▶ Exercise brief: Pick out the lines below that include the string "What".

▶ Available data:
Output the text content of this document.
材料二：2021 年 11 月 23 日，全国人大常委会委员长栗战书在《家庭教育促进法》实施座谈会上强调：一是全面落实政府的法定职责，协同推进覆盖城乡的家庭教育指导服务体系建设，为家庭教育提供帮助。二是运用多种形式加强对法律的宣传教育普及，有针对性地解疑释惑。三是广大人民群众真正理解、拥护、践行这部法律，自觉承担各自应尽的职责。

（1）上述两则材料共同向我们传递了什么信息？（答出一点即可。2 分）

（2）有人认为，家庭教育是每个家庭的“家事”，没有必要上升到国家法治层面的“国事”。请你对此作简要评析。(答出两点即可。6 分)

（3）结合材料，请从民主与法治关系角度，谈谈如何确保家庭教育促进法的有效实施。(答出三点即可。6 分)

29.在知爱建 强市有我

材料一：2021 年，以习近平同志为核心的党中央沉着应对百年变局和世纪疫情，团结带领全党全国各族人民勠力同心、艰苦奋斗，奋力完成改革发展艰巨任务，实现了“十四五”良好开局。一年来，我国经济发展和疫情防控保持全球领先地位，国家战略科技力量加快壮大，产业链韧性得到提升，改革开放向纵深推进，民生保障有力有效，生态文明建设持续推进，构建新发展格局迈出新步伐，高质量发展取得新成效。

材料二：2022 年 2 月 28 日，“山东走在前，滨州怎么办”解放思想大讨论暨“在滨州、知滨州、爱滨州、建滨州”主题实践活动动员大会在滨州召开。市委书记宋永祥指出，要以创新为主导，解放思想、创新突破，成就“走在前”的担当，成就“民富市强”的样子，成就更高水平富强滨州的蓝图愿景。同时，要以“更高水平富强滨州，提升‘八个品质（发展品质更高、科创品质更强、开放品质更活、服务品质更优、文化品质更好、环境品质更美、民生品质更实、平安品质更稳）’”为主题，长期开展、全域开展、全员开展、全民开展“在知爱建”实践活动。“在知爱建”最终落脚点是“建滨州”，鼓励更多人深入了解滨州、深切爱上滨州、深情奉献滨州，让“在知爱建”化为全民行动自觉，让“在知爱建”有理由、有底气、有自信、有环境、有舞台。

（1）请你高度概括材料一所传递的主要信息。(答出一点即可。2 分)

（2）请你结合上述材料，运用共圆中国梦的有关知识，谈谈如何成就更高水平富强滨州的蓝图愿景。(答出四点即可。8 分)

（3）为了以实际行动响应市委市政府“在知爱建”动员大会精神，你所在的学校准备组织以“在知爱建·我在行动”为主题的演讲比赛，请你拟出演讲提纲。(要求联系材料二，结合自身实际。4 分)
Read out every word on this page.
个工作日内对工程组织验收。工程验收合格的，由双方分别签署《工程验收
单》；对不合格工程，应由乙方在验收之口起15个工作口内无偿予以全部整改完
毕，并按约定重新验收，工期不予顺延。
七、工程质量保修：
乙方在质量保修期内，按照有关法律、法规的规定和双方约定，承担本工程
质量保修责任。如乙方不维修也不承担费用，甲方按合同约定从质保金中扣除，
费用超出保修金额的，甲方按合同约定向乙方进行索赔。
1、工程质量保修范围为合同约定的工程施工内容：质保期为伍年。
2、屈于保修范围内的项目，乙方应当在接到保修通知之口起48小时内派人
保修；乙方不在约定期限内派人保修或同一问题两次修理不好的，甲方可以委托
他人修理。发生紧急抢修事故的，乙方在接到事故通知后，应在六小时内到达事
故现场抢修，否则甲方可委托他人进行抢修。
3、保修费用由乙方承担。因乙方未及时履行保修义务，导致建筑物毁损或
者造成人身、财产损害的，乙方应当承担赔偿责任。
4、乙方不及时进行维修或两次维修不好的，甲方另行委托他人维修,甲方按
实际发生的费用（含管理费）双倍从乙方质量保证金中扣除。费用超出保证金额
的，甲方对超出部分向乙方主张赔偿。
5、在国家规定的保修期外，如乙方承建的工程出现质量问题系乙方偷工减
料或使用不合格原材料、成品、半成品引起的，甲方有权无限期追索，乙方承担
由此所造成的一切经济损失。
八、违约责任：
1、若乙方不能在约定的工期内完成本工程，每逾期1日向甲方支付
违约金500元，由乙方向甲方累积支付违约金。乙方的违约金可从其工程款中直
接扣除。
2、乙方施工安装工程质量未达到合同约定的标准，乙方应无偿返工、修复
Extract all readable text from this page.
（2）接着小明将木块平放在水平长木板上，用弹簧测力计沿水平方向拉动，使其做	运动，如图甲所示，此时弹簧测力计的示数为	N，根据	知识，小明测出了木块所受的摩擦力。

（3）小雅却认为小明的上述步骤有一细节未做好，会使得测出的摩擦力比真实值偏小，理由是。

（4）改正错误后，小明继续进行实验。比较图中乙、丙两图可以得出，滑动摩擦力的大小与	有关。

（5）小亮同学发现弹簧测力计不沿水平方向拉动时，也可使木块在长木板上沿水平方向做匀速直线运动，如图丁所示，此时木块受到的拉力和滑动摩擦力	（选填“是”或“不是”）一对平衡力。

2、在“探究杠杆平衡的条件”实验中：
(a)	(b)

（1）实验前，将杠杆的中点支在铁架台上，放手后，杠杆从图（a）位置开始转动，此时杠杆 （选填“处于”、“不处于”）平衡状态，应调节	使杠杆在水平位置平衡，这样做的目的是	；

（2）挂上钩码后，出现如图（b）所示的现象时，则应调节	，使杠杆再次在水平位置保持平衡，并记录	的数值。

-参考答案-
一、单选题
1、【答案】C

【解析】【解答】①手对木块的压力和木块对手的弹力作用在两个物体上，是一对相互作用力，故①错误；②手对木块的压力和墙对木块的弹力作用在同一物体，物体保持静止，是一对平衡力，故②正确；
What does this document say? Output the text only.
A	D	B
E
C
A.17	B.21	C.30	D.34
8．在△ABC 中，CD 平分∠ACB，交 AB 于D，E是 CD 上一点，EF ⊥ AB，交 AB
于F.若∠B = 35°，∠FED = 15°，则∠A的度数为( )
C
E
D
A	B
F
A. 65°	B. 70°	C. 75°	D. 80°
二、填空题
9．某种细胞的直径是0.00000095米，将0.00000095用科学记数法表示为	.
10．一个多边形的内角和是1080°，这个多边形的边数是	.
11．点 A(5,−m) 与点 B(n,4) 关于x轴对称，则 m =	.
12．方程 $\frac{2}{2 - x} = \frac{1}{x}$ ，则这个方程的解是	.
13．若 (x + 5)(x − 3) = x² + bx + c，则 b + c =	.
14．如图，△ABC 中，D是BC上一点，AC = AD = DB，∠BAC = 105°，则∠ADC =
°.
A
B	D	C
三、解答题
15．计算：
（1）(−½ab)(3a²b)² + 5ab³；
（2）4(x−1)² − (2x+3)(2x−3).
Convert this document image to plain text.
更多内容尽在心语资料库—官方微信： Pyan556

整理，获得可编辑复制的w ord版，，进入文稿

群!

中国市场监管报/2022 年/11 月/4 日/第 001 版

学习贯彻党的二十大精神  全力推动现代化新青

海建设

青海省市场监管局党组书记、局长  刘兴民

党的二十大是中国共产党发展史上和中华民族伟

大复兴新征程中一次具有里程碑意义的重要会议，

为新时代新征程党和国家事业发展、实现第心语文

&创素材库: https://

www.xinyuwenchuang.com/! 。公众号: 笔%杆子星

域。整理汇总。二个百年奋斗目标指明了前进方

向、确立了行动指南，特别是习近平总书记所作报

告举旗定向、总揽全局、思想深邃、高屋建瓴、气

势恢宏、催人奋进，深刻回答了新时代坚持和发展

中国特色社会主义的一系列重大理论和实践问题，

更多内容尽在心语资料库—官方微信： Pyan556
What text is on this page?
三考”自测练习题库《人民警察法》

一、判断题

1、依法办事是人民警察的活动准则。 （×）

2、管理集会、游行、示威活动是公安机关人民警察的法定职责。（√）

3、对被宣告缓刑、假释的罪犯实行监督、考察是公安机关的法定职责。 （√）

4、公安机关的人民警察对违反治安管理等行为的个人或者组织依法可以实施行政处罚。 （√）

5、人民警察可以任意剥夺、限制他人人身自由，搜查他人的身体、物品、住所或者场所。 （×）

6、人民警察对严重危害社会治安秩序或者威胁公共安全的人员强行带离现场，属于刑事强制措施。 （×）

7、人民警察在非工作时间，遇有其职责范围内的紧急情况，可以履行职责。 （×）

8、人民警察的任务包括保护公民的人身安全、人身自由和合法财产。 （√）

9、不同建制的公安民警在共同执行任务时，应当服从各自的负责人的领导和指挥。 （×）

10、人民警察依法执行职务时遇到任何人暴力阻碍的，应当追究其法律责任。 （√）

▶ Worked answer:
What does this document say? Output the text only.
What text is on this page?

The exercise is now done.